• Recorded information:
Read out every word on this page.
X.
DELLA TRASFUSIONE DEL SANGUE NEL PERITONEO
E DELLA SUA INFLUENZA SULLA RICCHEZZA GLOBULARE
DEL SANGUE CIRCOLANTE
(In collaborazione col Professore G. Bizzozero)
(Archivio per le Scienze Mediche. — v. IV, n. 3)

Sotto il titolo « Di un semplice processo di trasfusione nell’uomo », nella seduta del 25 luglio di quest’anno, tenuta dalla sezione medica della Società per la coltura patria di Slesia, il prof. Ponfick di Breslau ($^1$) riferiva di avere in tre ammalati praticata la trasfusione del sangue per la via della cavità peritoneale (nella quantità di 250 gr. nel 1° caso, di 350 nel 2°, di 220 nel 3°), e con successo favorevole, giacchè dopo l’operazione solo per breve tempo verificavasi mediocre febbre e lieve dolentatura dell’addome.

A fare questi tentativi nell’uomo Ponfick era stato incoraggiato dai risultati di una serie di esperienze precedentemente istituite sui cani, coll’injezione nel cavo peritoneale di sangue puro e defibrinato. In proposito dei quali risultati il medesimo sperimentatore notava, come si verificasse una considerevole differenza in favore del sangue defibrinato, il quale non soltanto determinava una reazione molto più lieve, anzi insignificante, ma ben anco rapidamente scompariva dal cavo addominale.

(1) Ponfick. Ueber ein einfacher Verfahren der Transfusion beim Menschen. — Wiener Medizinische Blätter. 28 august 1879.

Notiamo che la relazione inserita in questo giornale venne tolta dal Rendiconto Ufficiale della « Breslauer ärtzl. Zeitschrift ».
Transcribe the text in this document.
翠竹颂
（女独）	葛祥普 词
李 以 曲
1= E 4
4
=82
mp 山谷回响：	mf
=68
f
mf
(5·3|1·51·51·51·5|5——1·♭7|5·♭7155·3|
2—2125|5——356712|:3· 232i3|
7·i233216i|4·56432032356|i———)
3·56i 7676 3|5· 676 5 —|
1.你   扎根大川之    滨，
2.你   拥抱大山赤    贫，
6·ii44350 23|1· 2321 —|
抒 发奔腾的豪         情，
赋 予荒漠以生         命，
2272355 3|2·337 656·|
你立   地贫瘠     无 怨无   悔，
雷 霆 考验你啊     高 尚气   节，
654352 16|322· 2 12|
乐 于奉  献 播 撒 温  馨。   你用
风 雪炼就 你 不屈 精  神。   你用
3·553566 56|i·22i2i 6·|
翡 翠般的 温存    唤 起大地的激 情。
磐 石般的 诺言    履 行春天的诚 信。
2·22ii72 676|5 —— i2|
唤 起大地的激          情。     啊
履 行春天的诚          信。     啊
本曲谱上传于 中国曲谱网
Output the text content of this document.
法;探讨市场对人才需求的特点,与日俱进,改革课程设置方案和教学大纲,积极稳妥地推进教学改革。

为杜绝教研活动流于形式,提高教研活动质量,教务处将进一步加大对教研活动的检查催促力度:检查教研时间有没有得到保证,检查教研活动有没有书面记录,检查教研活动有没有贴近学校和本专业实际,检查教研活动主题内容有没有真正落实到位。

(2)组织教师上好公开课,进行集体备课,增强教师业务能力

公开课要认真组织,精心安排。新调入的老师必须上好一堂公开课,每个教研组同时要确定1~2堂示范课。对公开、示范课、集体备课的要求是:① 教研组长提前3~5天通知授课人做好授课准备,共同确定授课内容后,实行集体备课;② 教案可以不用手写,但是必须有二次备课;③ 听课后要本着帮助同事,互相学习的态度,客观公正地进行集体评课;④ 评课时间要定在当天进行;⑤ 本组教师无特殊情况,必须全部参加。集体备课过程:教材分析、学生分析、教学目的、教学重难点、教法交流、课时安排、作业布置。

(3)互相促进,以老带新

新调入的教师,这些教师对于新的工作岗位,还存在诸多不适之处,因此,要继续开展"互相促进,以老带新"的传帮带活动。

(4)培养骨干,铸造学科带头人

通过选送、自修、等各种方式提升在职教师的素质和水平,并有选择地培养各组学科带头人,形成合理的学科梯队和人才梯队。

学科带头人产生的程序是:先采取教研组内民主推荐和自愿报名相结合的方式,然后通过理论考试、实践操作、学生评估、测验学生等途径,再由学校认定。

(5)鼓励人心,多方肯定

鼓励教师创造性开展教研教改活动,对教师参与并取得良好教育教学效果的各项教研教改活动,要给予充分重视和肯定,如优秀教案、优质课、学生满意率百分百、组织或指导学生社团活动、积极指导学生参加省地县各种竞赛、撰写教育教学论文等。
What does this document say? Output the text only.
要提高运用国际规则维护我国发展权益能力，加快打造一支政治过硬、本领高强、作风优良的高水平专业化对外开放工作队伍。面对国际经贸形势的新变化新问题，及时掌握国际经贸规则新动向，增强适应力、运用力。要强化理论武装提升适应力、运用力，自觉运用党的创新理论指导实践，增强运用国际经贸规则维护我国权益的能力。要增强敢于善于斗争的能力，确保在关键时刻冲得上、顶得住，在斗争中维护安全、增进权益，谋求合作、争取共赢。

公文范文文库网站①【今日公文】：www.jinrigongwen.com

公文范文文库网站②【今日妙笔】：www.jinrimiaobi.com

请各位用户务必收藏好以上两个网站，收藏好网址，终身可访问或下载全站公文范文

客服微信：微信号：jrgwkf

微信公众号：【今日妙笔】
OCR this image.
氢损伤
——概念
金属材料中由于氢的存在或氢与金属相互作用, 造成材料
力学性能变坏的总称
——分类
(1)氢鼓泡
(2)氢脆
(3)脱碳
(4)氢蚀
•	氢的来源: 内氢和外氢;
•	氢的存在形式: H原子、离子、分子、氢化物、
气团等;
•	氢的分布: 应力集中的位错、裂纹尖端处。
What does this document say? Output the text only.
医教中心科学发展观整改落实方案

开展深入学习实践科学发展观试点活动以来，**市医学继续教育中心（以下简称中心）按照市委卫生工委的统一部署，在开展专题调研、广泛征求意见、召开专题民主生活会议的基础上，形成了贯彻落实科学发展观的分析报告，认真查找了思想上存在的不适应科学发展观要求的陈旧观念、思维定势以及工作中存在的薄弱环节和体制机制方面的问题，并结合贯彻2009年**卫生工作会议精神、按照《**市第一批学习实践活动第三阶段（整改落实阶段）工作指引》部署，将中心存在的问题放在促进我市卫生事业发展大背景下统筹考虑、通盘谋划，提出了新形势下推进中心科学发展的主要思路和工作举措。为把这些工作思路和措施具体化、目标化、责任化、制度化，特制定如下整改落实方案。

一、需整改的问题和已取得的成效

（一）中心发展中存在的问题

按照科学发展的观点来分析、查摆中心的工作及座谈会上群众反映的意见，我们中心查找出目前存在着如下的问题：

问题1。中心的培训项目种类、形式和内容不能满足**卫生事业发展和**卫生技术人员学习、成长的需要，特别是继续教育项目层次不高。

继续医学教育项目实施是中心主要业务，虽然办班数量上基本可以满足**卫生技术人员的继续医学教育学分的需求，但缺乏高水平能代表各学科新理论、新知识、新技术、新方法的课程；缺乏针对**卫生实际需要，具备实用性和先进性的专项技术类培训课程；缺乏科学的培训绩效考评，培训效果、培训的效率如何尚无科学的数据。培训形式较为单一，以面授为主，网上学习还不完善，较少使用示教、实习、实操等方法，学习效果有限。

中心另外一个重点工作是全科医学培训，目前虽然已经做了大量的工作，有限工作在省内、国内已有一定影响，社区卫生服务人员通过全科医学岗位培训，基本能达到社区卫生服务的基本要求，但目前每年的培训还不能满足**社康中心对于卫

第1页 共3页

• Stated task: Set down every record above exactly as given.

• Full answer:
Read out every word on this page.
X.
DELLA TRASFUSIONE DEL SANGUE NEL PERITONEO
E DELLA SUA INFLUENZA SULLA RICCHEZZA GLOBULARE
DEL SANGUE CIRCOLANTE
(In collaborazione col Professore G. Bizzozero)
(Archivio per le Scienze Mediche. — v. IV, n. 3)

Sotto il titolo « Di un semplice processo di trasfusione nell’uomo », nella seduta del 25 luglio di quest’anno, tenuta dalla sezione medica della Società per la coltura patria di Slesia, il prof. Ponfick di Breslau ($^1$) riferiva di avere in tre ammalati praticata la trasfusione del sangue per la via della cavità peritoneale (nella quantità di 250 gr. nel 1° caso, di 350 nel 2°, di 220 nel 3°), e con successo favorevole, giacchè dopo l’operazione solo per breve tempo verificavasi mediocre febbre e lieve dolentatura dell’addome.

A fare questi tentativi nell’uomo Ponfick era stato incoraggiato dai risultati di una serie di esperienze precedentemente istituite sui cani, coll’injezione nel cavo peritoneale di sangue puro e defibrinato. In proposito dei quali risultati il medesimo sperimentatore notava, come si verificasse una considerevole differenza in favore del sangue defibrinato, il quale non soltanto determinava una reazione molto più lieve, anzi insignificante, ma ben anco rapidamente scompariva dal cavo addominale.

(1) Ponfick. Ueber ein einfacher Verfahren der Transfusion beim Menschen. — Wiener Medizinische Blätter. 28 august 1879.

Notiamo che la relazione inserita in questo giornale venne tolta dal Rendiconto Ufficiale della « Breslauer ärtzl. Zeitschrift ».
Transcribe the text in this document.
翠竹颂
（女独）	葛祥普 词
李 以 曲
1= E 4
4
=82
mp 山谷回响：	mf
=68
f
mf
(5·3|1·51·51·51·5|5——1·♭7|5·♭7155·3|
2—2125|5——356712|:3· 232i3|
7·i233216i|4·56432032356|i———)
3·56i 7676 3|5· 676 5 —|
1.你   扎根大川之    滨，
2.你   拥抱大山赤    贫，
6·ii44350 23|1· 2321 —|
抒 发奔腾的豪         情，
赋 予荒漠以生         命，
2272355 3|2·337 656·|
你立   地贫瘠     无 怨无   悔，
雷 霆 考验你啊     高 尚气   节，
654352 16|322· 2 12|
乐 于奉  献 播 撒 温  馨。   你用
风 雪炼就 你 不屈 精  神。   你用
3·553566 56|i·22i2i 6·|
翡 翠般的 温存    唤 起大地的激 情。
磐 石般的 诺言    履 行春天的诚 信。
2·22ii72 676|5 —— i2|
唤 起大地的激          情。     啊
履 行春天的诚          信。     啊
本曲谱上传于 中国曲谱网
Output the text content of this document.
法;探讨市场对人才需求的特点,与日俱进,改革课程设置方案和教学大纲,积极稳妥地推进教学改革。

为杜绝教研活动流于形式,提高教研活动质量,教务处将进一步加大对教研活动的检查催促力度:检查教研时间有没有得到保证,检查教研活动有没有书面记录,检查教研活动有没有贴近学校和本专业实际,检查教研活动主题内容有没有真正落实到位。

(2)组织教师上好公开课,进行集体备课,增强教师业务能力

公开课要认真组织,精心安排。新调入的老师必须上好一堂公开课,每个教研组同时要确定1~2堂示范课。对公开、示范课、集体备课的要求是:① 教研组长提前3~5天通知授课人做好授课准备,共同确定授课内容后,实行集体备课;② 教案可以不用手写,但是必须有二次备课;③ 听课后要本着帮助同事,互相学习的态度,客观公正地进行集体评课;④ 评课时间要定在当天进行;⑤ 本组教师无特殊情况,必须全部参加。集体备课过程:教材分析、学生分析、教学目的、教学重难点、教法交流、课时安排、作业布置。

(3)互相促进,以老带新

新调入的教师,这些教师对于新的工作岗位,还存在诸多不适之处,因此,要继续开展"互相促进,以老带新"的传帮带活动。

(4)培养骨干,铸造学科带头人

通过选送、自修、等各种方式提升在职教师的素质和水平,并有选择地培养各组学科带头人,形成合理的学科梯队和人才梯队。

学科带头人产生的程序是:先采取教研组内民主推荐和自愿报名相结合的方式,然后通过理论考试、实践操作、学生评估、测验学生等途径,再由学校认定。

(5)鼓励人心,多方肯定

鼓励教师创造性开展教研教改活动,对教师参与并取得良好教育教学效果的各项教研教改活动,要给予充分重视和肯定,如优秀教案、优质课、学生满意率百分百、组织或指导学生社团活动、积极指导学生参加省地县各种竞赛、撰写教育教学论文等。
What does this document say? Output the text only.
要提高运用国际规则维护我国发展权益能力，加快打造一支政治过硬、本领高强、作风优良的高水平专业化对外开放工作队伍。面对国际经贸形势的新变化新问题，及时掌握国际经贸规则新动向，增强适应力、运用力。要强化理论武装提升适应力、运用力，自觉运用党的创新理论指导实践，增强运用国际经贸规则维护我国权益的能力。要增强敢于善于斗争的能力，确保在关键时刻冲得上、顶得住，在斗争中维护安全、增进权益，谋求合作、争取共赢。

公文范文文库网站①【今日公文】：www.jinrigongwen.com

公文范文文库网站②【今日妙笔】：www.jinrimiaobi.com

请各位用户务必收藏好以上两个网站，收藏好网址，终身可访问或下载全站公文范文

客服微信：微信号：jrgwkf

微信公众号：【今日妙笔】
OCR this image.
氢损伤
——概念
金属材料中由于氢的存在或氢与金属相互作用, 造成材料
力学性能变坏的总称
——分类
(1)氢鼓泡
(2)氢脆
(3)脱碳
(4)氢蚀
•	氢的来源: 内氢和外氢;
•	氢的存在形式: H原子、离子、分子、氢化物、
气团等;
•	氢的分布: 应力集中的位错、裂纹尖端处。
What does this document say? Output the text only.
医教中心科学发展观整改落实方案

开展深入学习实践科学发展观试点活动以来，**市医学继续教育中心（以下简称中心）按照市委卫生工委的统一部署，在开展专题调研、广泛征求意见、召开专题民主生活会议的基础上，形成了贯彻落实科学发展观的分析报告，认真查找了思想上存在的不适应科学发展观要求的陈旧观念、思维定势以及工作中存在的薄弱环节和体制机制方面的问题，并结合贯彻2009年**卫生工作会议精神、按照《**市第一批学习实践活动第三阶段（整改落实阶段）工作指引》部署，将中心存在的问题放在促进我市卫生事业发展大背景下统筹考虑、通盘谋划，提出了新形势下推进中心科学发展的主要思路和工作举措。为把这些工作思路和措施具体化、目标化、责任化、制度化，特制定如下整改落实方案。

一、需整改的问题和已取得的成效

（一）中心发展中存在的问题

按照科学发展的观点来分析、查摆中心的工作及座谈会上群众反映的意见，我们中心查找出目前存在着如下的问题：

问题1。中心的培训项目种类、形式和内容不能满足**卫生事业发展和**卫生技术人员学习、成长的需要，特别是继续教育项目层次不高。

继续医学教育项目实施是中心主要业务，虽然办班数量上基本可以满足**卫生技术人员的继续医学教育学分的需求，但缺乏高水平能代表各学科新理论、新知识、新技术、新方法的课程；缺乏针对**卫生实际需要，具备实用性和先进性的专项技术类培训课程；缺乏科学的培训绩效考评，培训效果、培训的效率如何尚无科学的数据。培训形式较为单一，以面授为主，网上学习还不完善，较少使用示教、实习、实操等方法，学习效果有限。

中心另外一个重点工作是全科医学培训，目前虽然已经做了大量的工作，有限工作在省内、国内已有一定影响，社区卫生服务人员通过全科医学岗位培训，基本能达到社区卫生服务的基本要求，但目前每年的培训还不能满足**社康中心对于卫

第1页 共3页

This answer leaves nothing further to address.